### Task details
Across the entries below, count the lines in which the word "title" occurs. Reply with the count alone.

"""

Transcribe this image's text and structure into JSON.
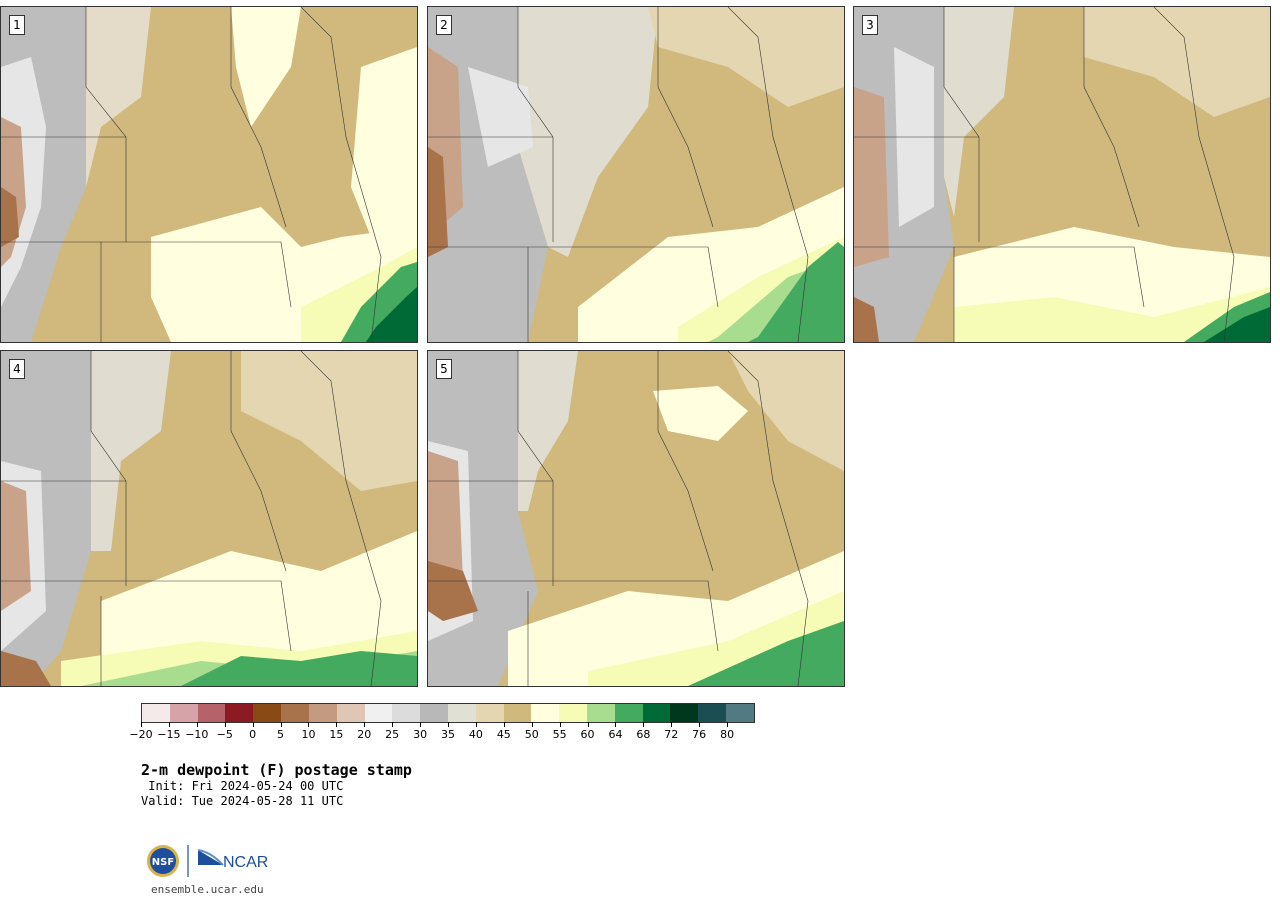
{
  "panels": [
    {
      "label": "1"
    },
    {
      "label": "2"
    },
    {
      "label": "3"
    },
    {
      "label": "4"
    },
    {
      "label": "5"
    }
  ],
  "colorbar": {
    "colors": [
      "#f5eaea",
      "#d6a3a8",
      "#b5626a",
      "#8b1a22",
      "#8a4a16",
      "#a8724a",
      "#c49b80",
      "#e0c6b4",
      "#f0f0f0",
      "#dcdcdc",
      "#b8b8b8",
      "#e0e0d4",
      "#e4d6b0",
      "#d0b97c",
      "#ffffe0",
      "#f6fcb6",
      "#a8dc8e",
      "#44aa60",
      "#006a36",
      "#00381e",
      "#1a4e52",
      "#527a82"
    ],
    "tick_labels": [
      "−20",
      "−15",
      "−10",
      "−5",
      "0",
      "5",
      "10",
      "15",
      "20",
      "25",
      "30",
      "35",
      "40",
      "45",
      "50",
      "55",
      "60",
      "64",
      "68",
      "72",
      "76",
      "80"
    ]
  },
  "title": "2-m dewpoint (F) postage stamp",
  "init": " Init: Fri 2024-05-24 00 UTC",
  "valid": "Valid: Tue 2024-05-28 11 UTC",
  "logo": {
    "left": "NSF",
    "right": "NCAR"
  },
  "site": "ensemble.ucar.edu"
}
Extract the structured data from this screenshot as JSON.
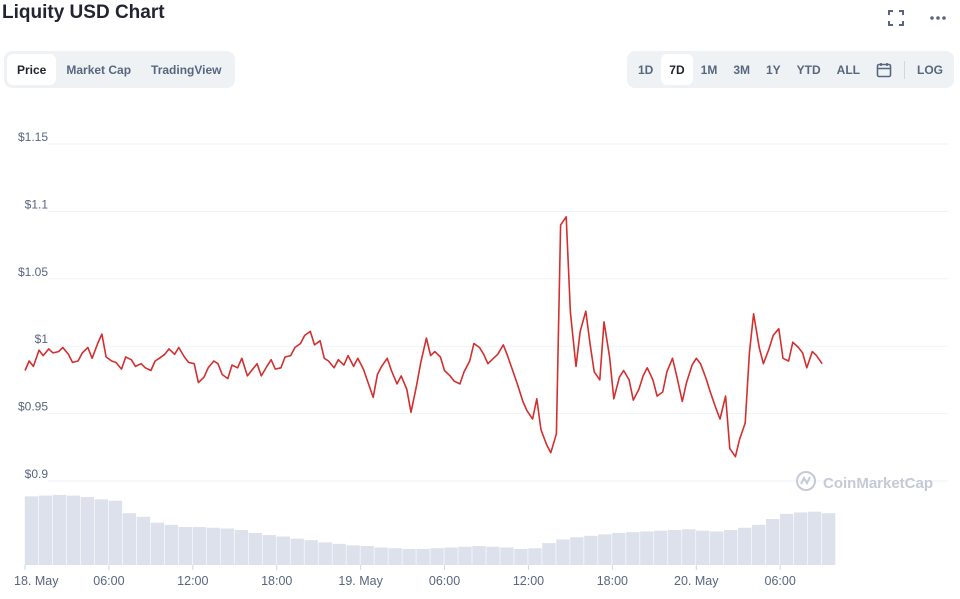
{
  "title": "Liquity USD Chart",
  "icons": {
    "fullscreen": "fullscreen-icon",
    "more": "more-icon",
    "calendar": "calendar-icon",
    "logo": "coinmarketcap-logo-icon"
  },
  "tabs": [
    {
      "label": "Price",
      "active": true
    },
    {
      "label": "Market Cap",
      "active": false
    },
    {
      "label": "TradingView",
      "active": false
    }
  ],
  "ranges": [
    {
      "label": "1D",
      "active": false
    },
    {
      "label": "7D",
      "active": true
    },
    {
      "label": "1M",
      "active": false
    },
    {
      "label": "3M",
      "active": false
    },
    {
      "label": "1Y",
      "active": false
    },
    {
      "label": "YTD",
      "active": false
    },
    {
      "label": "ALL",
      "active": false
    }
  ],
  "log_label": "LOG",
  "watermark": "CoinMarketCap",
  "colors": {
    "line": "#d32f2f",
    "volume": "#dde1ec",
    "grid": "#eff2f5",
    "axis_text": "#58667e"
  },
  "chart_data": {
    "type": "line",
    "y_ticks": [
      {
        "value": 0.9,
        "label": "$0.9"
      },
      {
        "value": 0.95,
        "label": "$0.95"
      },
      {
        "value": 1.0,
        "label": "$1"
      },
      {
        "value": 1.05,
        "label": "$1.05"
      },
      {
        "value": 1.1,
        "label": "$1.1"
      },
      {
        "value": 1.15,
        "label": "$1.15"
      }
    ],
    "ylim": [
      0.9,
      1.15
    ],
    "xlim": [
      0,
      66
    ],
    "x_ticks": [
      {
        "hour": 0,
        "label": "18. May"
      },
      {
        "hour": 6,
        "label": "06:00"
      },
      {
        "hour": 12,
        "label": "12:00"
      },
      {
        "hour": 18,
        "label": "18:00"
      },
      {
        "hour": 24,
        "label": "19. May"
      },
      {
        "hour": 30,
        "label": "06:00"
      },
      {
        "hour": 36,
        "label": "12:00"
      },
      {
        "hour": 42,
        "label": "18:00"
      },
      {
        "hour": 48,
        "label": "20. May"
      },
      {
        "hour": 54,
        "label": "06:00"
      }
    ],
    "price_hours": [
      0.0,
      0.3,
      0.6,
      1.0,
      1.3,
      1.7,
      2.0,
      2.4,
      2.7,
      3.1,
      3.4,
      3.8,
      4.1,
      4.5,
      4.8,
      5.2,
      5.5,
      5.8,
      6.2,
      6.5,
      6.9,
      7.2,
      7.6,
      7.9,
      8.3,
      8.6,
      9.0,
      9.3,
      9.6,
      10.0,
      10.3,
      10.7,
      11.0,
      11.4,
      11.7,
      12.1,
      12.4,
      12.8,
      13.1,
      13.5,
      13.8,
      14.1,
      14.5,
      14.8,
      15.2,
      15.5,
      15.9,
      16.2,
      16.6,
      16.9,
      17.3,
      17.6,
      17.9,
      18.3,
      18.6,
      19.0,
      19.3,
      19.7,
      20.0,
      20.4,
      20.7,
      21.1,
      21.4,
      21.7,
      22.1,
      22.4,
      22.8,
      23.1,
      23.5,
      23.8,
      24.2,
      24.5,
      24.9,
      25.2,
      25.5,
      25.9,
      26.2,
      26.6,
      26.9,
      27.3,
      27.6,
      28.0,
      28.3,
      28.7,
      29.0,
      29.3,
      29.7,
      30.0,
      30.4,
      30.7,
      31.1,
      31.4,
      31.8,
      32.1,
      32.5,
      32.8,
      33.1,
      33.5,
      33.8,
      34.2,
      34.5,
      34.9,
      35.2,
      35.6,
      35.9,
      36.3,
      36.6,
      36.9,
      37.3,
      37.6,
      38.0,
      38.3,
      38.7,
      39.0,
      39.4,
      39.7,
      40.1,
      40.4,
      40.7,
      41.1,
      41.4,
      41.8,
      42.1,
      42.5,
      42.8,
      43.2,
      43.5,
      43.9,
      44.2,
      44.5,
      44.9,
      45.2,
      45.6,
      45.9,
      46.3,
      46.6,
      47.0,
      47.3,
      47.7,
      48.0,
      48.3,
      48.7,
      49.0,
      49.4,
      49.7,
      50.1,
      50.4,
      50.8,
      51.1,
      51.5,
      51.8,
      52.1,
      52.5,
      52.8,
      53.2,
      53.5,
      53.9,
      54.2,
      54.6,
      54.9,
      55.3,
      55.6,
      55.9,
      56.3,
      56.6,
      57.0
    ],
    "price_values": [
      0.982,
      0.989,
      0.985,
      0.997,
      0.993,
      0.998,
      0.995,
      0.996,
      0.999,
      0.994,
      0.988,
      0.989,
      0.995,
      0.999,
      0.991,
      1.002,
      1.009,
      0.992,
      0.989,
      0.988,
      0.983,
      0.992,
      0.99,
      0.985,
      0.987,
      0.984,
      0.982,
      0.989,
      0.991,
      0.994,
      0.998,
      0.994,
      0.999,
      0.992,
      0.988,
      0.987,
      0.973,
      0.977,
      0.984,
      0.989,
      0.987,
      0.979,
      0.976,
      0.986,
      0.984,
      0.991,
      0.978,
      0.982,
      0.987,
      0.978,
      0.985,
      0.99,
      0.983,
      0.984,
      0.992,
      0.993,
      0.999,
      1.002,
      1.008,
      1.011,
      1.001,
      1.004,
      0.991,
      0.989,
      0.984,
      0.99,
      0.986,
      0.993,
      0.985,
      0.991,
      0.983,
      0.974,
      0.962,
      0.979,
      0.985,
      0.991,
      0.982,
      0.972,
      0.978,
      0.968,
      0.951,
      0.971,
      0.988,
      1.006,
      0.993,
      0.996,
      0.992,
      0.982,
      0.978,
      0.974,
      0.972,
      0.981,
      0.989,
      1.002,
      0.999,
      0.994,
      0.987,
      0.991,
      0.994,
      1.001,
      0.993,
      0.981,
      0.972,
      0.959,
      0.952,
      0.946,
      0.961,
      0.938,
      0.927,
      0.921,
      0.935,
      1.09,
      1.096,
      1.025,
      0.985,
      1.011,
      1.026,
      1.002,
      0.981,
      0.975,
      1.018,
      0.992,
      0.961,
      0.977,
      0.982,
      0.975,
      0.96,
      0.968,
      0.978,
      0.984,
      0.975,
      0.963,
      0.966,
      0.981,
      0.991,
      0.978,
      0.959,
      0.973,
      0.986,
      0.991,
      0.987,
      0.976,
      0.966,
      0.954,
      0.946,
      0.963,
      0.924,
      0.918,
      0.931,
      0.943,
      0.995,
      1.024,
      0.999,
      0.987,
      0.998,
      1.008,
      1.013,
      0.991,
      0.989,
      1.003,
      0.999,
      0.995,
      0.984,
      0.996,
      0.993,
      0.987,
      0.978,
      0.969
    ],
    "volume_hours": [
      0,
      1,
      2,
      3,
      4,
      5,
      6,
      7,
      8,
      9,
      10,
      11,
      12,
      13,
      14,
      15,
      16,
      17,
      18,
      19,
      20,
      21,
      22,
      23,
      24,
      25,
      26,
      27,
      28,
      29,
      30,
      31,
      32,
      33,
      34,
      35,
      36,
      37,
      38,
      39,
      40,
      41,
      42,
      43,
      44,
      45,
      46,
      47,
      48,
      49,
      50,
      51,
      52,
      53,
      54,
      55,
      56,
      57
    ],
    "volume_fraction": [
      0.94,
      0.95,
      0.96,
      0.95,
      0.93,
      0.9,
      0.88,
      0.71,
      0.66,
      0.58,
      0.55,
      0.52,
      0.52,
      0.51,
      0.5,
      0.48,
      0.44,
      0.41,
      0.39,
      0.36,
      0.34,
      0.31,
      0.29,
      0.27,
      0.26,
      0.24,
      0.23,
      0.22,
      0.22,
      0.23,
      0.24,
      0.25,
      0.26,
      0.25,
      0.24,
      0.22,
      0.23,
      0.3,
      0.35,
      0.38,
      0.4,
      0.42,
      0.44,
      0.45,
      0.46,
      0.47,
      0.48,
      0.49,
      0.47,
      0.46,
      0.48,
      0.51,
      0.55,
      0.63,
      0.7,
      0.72,
      0.73,
      0.71
    ]
  }
}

"""

### Answer for the task
2